What you have to do: Retype each line of the material exactly, please, skipping any picture in it.
== Raw data
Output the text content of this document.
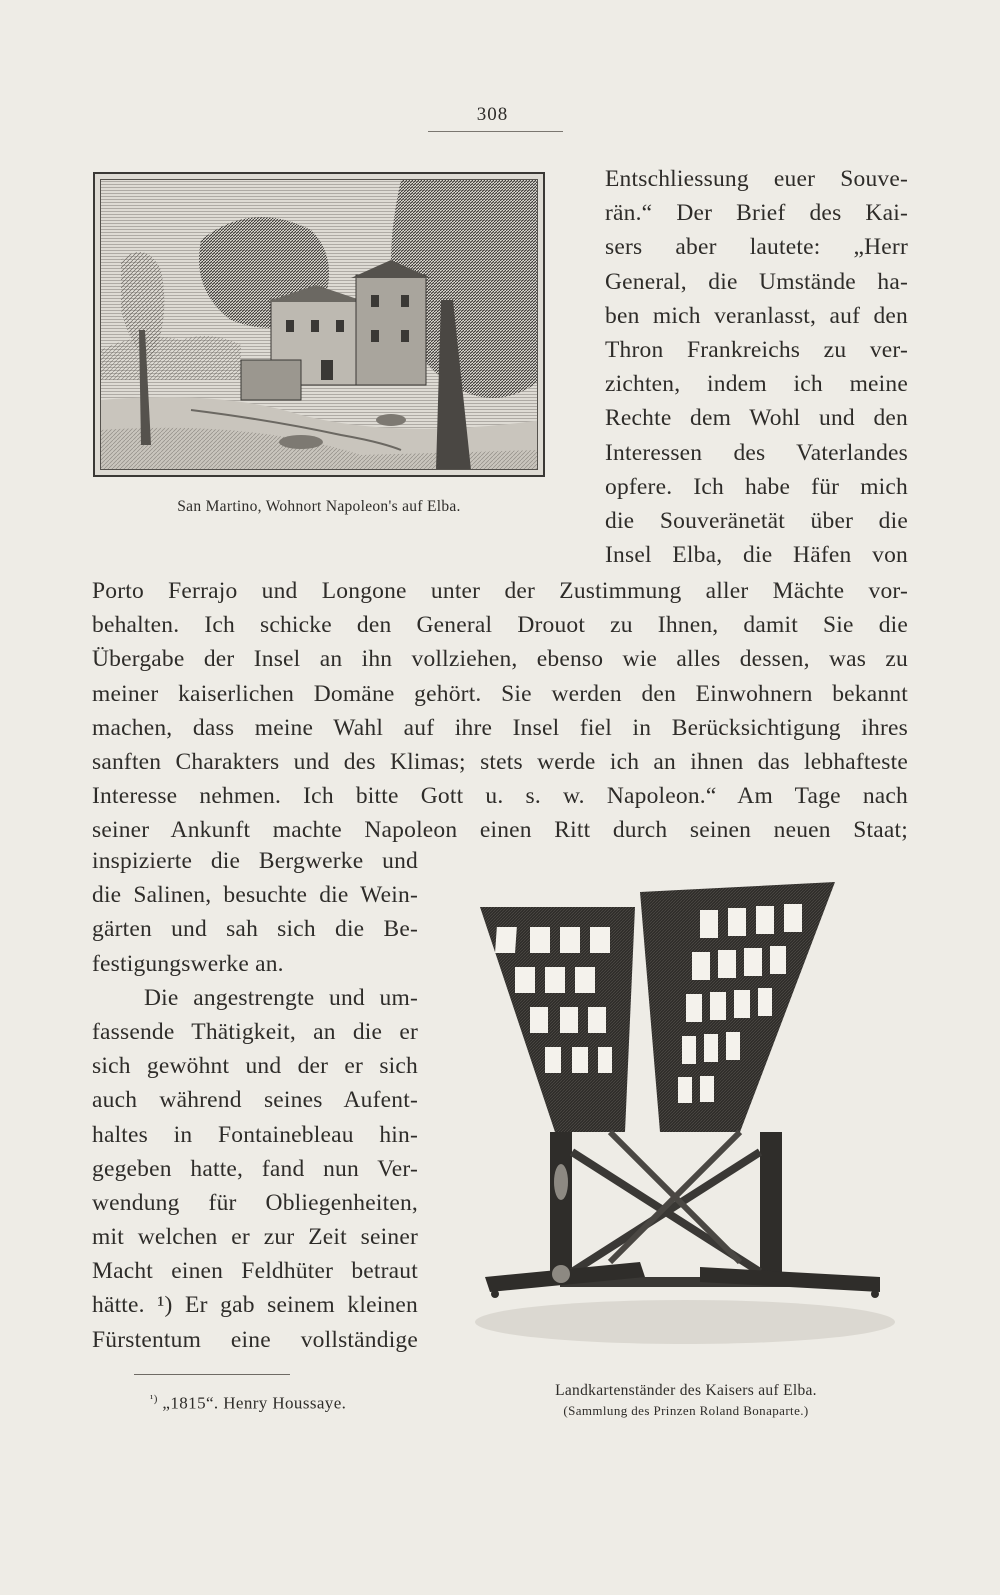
308
San Martino, Wohnort Napoleon's auf Elba.
Entschliessung euer Souve-
rän.“ Der Brief des Kai-
sers aber lautete: „Herr
General, die Umstände ha-
ben mich veranlasst, auf den
Thron Frankreichs zu ver-
zichten, indem ich meine
Rechte dem Wohl und den
Interessen des Vaterlandes
opfere. Ich habe für mich
die Souveränetät über die
Insel Elba, die Häfen von
Porto Ferrajo und Longone unter der Zustimmung aller Mächte vor-
behalten. Ich schicke den General Drouot zu Ihnen, damit Sie die
Übergabe der Insel an ihn vollziehen, ebenso wie alles dessen, was zu
meiner kaiserlichen Domäne gehört. Sie werden den Einwohnern bekannt
machen, dass meine Wahl auf ihre Insel fiel in Berücksichtigung ihres
sanften Charakters und des Klimas; stets werde ich an ihnen das lebhafteste
Interesse nehmen. Ich bitte Gott u. s. w. Napoleon.“ Am Tage nach
seiner Ankunft machte Napoleon einen Ritt durch seinen neuen Staat;
inspizierte die Bergwerke und
die Salinen, besuchte die Wein-
gärten und sah sich die Be-
festigungswerke an.
Die angestrengte und um-
fassende Thätigkeit, an die er
sich gewöhnt und der er sich
auch während seines Aufent-
haltes in Fontainebleau hin-
gegeben hatte, fand nun Ver-
wendung für Obliegenheiten,
mit welchen er zur Zeit seiner
Macht einen Feldhüter betraut
hätte. ¹) Er gab seinem kleinen
Fürstentum eine vollständige
Landkartenständer des Kaisers auf Elba.
(Sammlung des Prinzen Roland Bonaparte.)
$^{^1)}$ „1815“. Henry Houssaye.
====
Written response:
Output the text content of this document.
308
San Martino, Wohnort Napoleon's auf Elba.
Entschliessung euer Souve-
rän.“ Der Brief des Kai-
sers aber lautete: „Herr
General, die Umstände ha-
ben mich veranlasst, auf den
Thron Frankreichs zu ver-
zichten, indem ich meine
Rechte dem Wohl und den
Interessen des Vaterlandes
opfere. Ich habe für mich
die Souveränetät über die
Insel Elba, die Häfen von
Porto Ferrajo und Longone unter der Zustimmung aller Mächte vor-
behalten. Ich schicke den General Drouot zu Ihnen, damit Sie die
Übergabe der Insel an ihn vollziehen, ebenso wie alles dessen, was zu
meiner kaiserlichen Domäne gehört. Sie werden den Einwohnern bekannt
machen, dass meine Wahl auf ihre Insel fiel in Berücksichtigung ihres
sanften Charakters und des Klimas; stets werde ich an ihnen das lebhafteste
Interesse nehmen. Ich bitte Gott u. s. w. Napoleon.“ Am Tage nach
seiner Ankunft machte Napoleon einen Ritt durch seinen neuen Staat;
inspizierte die Bergwerke und
die Salinen, besuchte die Wein-
gärten und sah sich die Be-
festigungswerke an.
Die angestrengte und um-
fassende Thätigkeit, an die er
sich gewöhnt und der er sich
auch während seines Aufent-
haltes in Fontainebleau hin-
gegeben hatte, fand nun Ver-
wendung für Obliegenheiten,
mit welchen er zur Zeit seiner
Macht einen Feldhüter betraut
hätte. ¹) Er gab seinem kleinen
Fürstentum eine vollständige
Landkartenständer des Kaisers auf Elba.
(Sammlung des Prinzen Roland Bonaparte.)
$^{^1)}$ „1815“. Henry Houssaye.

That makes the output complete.